■ Work to be completed
The listing below should be written out exactly; please include all of it.

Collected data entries

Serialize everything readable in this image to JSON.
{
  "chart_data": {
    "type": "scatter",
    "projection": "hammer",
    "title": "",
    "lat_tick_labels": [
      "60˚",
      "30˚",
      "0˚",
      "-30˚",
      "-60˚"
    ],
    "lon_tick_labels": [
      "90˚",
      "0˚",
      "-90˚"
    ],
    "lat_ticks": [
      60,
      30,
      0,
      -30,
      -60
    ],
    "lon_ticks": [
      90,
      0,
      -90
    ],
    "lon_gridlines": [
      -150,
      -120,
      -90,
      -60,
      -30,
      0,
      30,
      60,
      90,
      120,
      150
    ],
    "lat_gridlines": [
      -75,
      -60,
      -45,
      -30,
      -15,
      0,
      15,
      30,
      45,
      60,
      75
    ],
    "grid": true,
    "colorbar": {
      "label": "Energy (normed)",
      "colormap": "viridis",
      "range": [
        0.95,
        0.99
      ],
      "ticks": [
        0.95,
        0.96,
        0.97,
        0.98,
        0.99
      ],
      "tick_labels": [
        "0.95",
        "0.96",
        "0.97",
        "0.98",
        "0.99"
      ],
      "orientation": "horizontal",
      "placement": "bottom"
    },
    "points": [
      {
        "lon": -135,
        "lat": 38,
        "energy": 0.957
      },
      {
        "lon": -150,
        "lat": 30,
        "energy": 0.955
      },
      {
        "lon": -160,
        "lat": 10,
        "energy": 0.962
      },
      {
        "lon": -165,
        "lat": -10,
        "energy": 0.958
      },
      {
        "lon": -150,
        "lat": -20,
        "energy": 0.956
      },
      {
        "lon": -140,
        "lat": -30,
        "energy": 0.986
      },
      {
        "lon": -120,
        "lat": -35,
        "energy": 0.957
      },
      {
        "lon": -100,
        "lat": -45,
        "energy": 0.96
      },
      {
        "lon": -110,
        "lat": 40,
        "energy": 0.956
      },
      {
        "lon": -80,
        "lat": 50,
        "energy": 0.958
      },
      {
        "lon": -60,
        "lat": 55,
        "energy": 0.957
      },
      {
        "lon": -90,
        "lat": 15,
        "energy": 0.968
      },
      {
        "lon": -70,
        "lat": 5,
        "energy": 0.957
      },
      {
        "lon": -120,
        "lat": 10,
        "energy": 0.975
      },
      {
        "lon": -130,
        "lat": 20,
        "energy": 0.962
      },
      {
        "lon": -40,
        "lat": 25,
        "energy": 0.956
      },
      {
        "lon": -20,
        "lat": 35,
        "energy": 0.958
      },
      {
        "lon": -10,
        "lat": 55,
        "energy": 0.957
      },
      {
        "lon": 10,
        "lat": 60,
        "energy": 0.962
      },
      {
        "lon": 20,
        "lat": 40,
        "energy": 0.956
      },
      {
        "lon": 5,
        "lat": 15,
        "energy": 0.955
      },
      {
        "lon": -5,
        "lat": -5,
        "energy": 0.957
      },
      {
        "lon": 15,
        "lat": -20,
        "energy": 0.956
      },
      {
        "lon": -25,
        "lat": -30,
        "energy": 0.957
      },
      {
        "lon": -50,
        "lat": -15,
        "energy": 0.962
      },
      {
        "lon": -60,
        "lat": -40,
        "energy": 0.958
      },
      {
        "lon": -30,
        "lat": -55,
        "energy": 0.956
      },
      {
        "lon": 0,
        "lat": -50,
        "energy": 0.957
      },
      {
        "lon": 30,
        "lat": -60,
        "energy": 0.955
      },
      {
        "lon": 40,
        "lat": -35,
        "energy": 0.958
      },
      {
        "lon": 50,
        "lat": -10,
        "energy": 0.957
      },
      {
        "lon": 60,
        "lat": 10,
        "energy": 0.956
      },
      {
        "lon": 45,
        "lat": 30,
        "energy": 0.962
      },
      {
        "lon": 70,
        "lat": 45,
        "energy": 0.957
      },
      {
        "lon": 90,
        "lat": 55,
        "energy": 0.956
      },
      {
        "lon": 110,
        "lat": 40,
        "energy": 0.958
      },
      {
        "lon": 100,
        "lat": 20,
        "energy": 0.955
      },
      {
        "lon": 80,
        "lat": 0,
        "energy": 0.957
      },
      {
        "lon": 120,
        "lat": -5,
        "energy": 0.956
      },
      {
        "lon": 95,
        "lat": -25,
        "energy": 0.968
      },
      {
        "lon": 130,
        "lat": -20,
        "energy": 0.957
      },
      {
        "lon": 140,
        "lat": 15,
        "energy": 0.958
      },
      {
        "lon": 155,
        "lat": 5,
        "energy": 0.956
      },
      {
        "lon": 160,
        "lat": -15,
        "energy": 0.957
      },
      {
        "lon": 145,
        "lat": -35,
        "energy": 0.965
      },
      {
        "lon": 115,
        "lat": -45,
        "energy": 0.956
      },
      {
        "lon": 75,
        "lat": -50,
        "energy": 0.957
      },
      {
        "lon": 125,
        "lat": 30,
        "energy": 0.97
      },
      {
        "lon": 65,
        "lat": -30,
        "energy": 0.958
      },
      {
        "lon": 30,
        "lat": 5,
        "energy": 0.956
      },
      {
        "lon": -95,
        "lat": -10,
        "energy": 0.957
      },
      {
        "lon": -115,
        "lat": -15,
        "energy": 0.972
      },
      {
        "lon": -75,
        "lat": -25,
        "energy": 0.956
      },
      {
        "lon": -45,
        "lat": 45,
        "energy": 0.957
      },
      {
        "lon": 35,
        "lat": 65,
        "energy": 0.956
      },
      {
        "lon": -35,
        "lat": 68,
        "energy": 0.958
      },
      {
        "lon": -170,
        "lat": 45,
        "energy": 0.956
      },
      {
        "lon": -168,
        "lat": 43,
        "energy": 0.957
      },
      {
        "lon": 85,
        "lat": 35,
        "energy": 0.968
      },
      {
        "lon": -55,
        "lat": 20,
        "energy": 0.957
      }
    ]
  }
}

■ The answer
Serialize everything readable in this image to JSON.
{
  "chart_data": {
    "type": "scatter",
    "projection": "hammer",
    "title": "",
    "lat_tick_labels": [
      "60˚",
      "30˚",
      "0˚",
      "-30˚",
      "-60˚"
    ],
    "lon_tick_labels": [
      "90˚",
      "0˚",
      "-90˚"
    ],
    "lat_ticks": [
      60,
      30,
      0,
      -30,
      -60
    ],
    "lon_ticks": [
      90,
      0,
      -90
    ],
    "lon_gridlines": [
      -150,
      -120,
      -90,
      -60,
      -30,
      0,
      30,
      60,
      90,
      120,
      150
    ],
    "lat_gridlines": [
      -75,
      -60,
      -45,
      -30,
      -15,
      0,
      15,
      30,
      45,
      60,
      75
    ],
    "grid": true,
    "colorbar": {
      "label": "Energy (normed)",
      "colormap": "viridis",
      "range": [
        0.95,
        0.99
      ],
      "ticks": [
        0.95,
        0.96,
        0.97,
        0.98,
        0.99
      ],
      "tick_labels": [
        "0.95",
        "0.96",
        "0.97",
        "0.98",
        "0.99"
      ],
      "orientation": "horizontal",
      "placement": "bottom"
    },
    "points": [
      {
        "lon": -135,
        "lat": 38,
        "energy": 0.957
      },
      {
        "lon": -150,
        "lat": 30,
        "energy": 0.955
      },
      {
        "lon": -160,
        "lat": 10,
        "energy": 0.962
      },
      {
        "lon": -165,
        "lat": -10,
        "energy": 0.958
      },
      {
        "lon": -150,
        "lat": -20,
        "energy": 0.956
      },
      {
        "lon": -140,
        "lat": -30,
        "energy": 0.986
      },
      {
        "lon": -120,
        "lat": -35,
        "energy": 0.957
      },
      {
        "lon": -100,
        "lat": -45,
        "energy": 0.96
      },
      {
        "lon": -110,
        "lat": 40,
        "energy": 0.956
      },
      {
        "lon": -80,
        "lat": 50,
        "energy": 0.958
      },
      {
        "lon": -60,
        "lat": 55,
        "energy": 0.957
      },
      {
        "lon": -90,
        "lat": 15,
        "energy": 0.968
      },
      {
        "lon": -70,
        "lat": 5,
        "energy": 0.957
      },
      {
        "lon": -120,
        "lat": 10,
        "energy": 0.975
      },
      {
        "lon": -130,
        "lat": 20,
        "energy": 0.962
      },
      {
        "lon": -40,
        "lat": 25,
        "energy": 0.956
      },
      {
        "lon": -20,
        "lat": 35,
        "energy": 0.958
      },
      {
        "lon": -10,
        "lat": 55,
        "energy": 0.957
      },
      {
        "lon": 10,
        "lat": 60,
        "energy": 0.962
      },
      {
        "lon": 20,
        "lat": 40,
        "energy": 0.956
      },
      {
        "lon": 5,
        "lat": 15,
        "energy": 0.955
      },
      {
        "lon": -5,
        "lat": -5,
        "energy": 0.957
      },
      {
        "lon": 15,
        "lat": -20,
        "energy": 0.956
      },
      {
        "lon": -25,
        "lat": -30,
        "energy": 0.957
      },
      {
        "lon": -50,
        "lat": -15,
        "energy": 0.962
      },
      {
        "lon": -60,
        "lat": -40,
        "energy": 0.958
      },
      {
        "lon": -30,
        "lat": -55,
        "energy": 0.956
      },
      {
        "lon": 0,
        "lat": -50,
        "energy": 0.957
      },
      {
        "lon": 30,
        "lat": -60,
        "energy": 0.955
      },
      {
        "lon": 40,
        "lat": -35,
        "energy": 0.958
      },
      {
        "lon": 50,
        "lat": -10,
        "energy": 0.957
      },
      {
        "lon": 60,
        "lat": 10,
        "energy": 0.956
      },
      {
        "lon": 45,
        "lat": 30,
        "energy": 0.962
      },
      {
        "lon": 70,
        "lat": 45,
        "energy": 0.957
      },
      {
        "lon": 90,
        "lat": 55,
        "energy": 0.956
      },
      {
        "lon": 110,
        "lat": 40,
        "energy": 0.958
      },
      {
        "lon": 100,
        "lat": 20,
        "energy": 0.955
      },
      {
        "lon": 80,
        "lat": 0,
        "energy": 0.957
      },
      {
        "lon": 120,
        "lat": -5,
        "energy": 0.956
      },
      {
        "lon": 95,
        "lat": -25,
        "energy": 0.968
      },
      {
        "lon": 130,
        "lat": -20,
        "energy": 0.957
      },
      {
        "lon": 140,
        "lat": 15,
        "energy": 0.958
      },
      {
        "lon": 155,
        "lat": 5,
        "energy": 0.956
      },
      {
        "lon": 160,
        "lat": -15,
        "energy": 0.957
      },
      {
        "lon": 145,
        "lat": -35,
        "energy": 0.965
      },
      {
        "lon": 115,
        "lat": -45,
        "energy": 0.956
      },
      {
        "lon": 75,
        "lat": -50,
        "energy": 0.957
      },
      {
        "lon": 125,
        "lat": 30,
        "energy": 0.97
      },
      {
        "lon": 65,
        "lat": -30,
        "energy": 0.958
      },
      {
        "lon": 30,
        "lat": 5,
        "energy": 0.956
      },
      {
        "lon": -95,
        "lat": -10,
        "energy": 0.957
      },
      {
        "lon": -115,
        "lat": -15,
        "energy": 0.972
      },
      {
        "lon": -75,
        "lat": -25,
        "energy": 0.956
      },
      {
        "lon": -45,
        "lat": 45,
        "energy": 0.957
      },
      {
        "lon": 35,
        "lat": 65,
        "energy": 0.956
      },
      {
        "lon": -35,
        "lat": 68,
        "energy": 0.958
      },
      {
        "lon": -170,
        "lat": 45,
        "energy": 0.956
      },
      {
        "lon": -168,
        "lat": 43,
        "energy": 0.957
      },
      {
        "lon": 85,
        "lat": 35,
        "energy": 0.968
      },
      {
        "lon": -55,
        "lat": 20,
        "energy": 0.957
      }
    ]
  }
}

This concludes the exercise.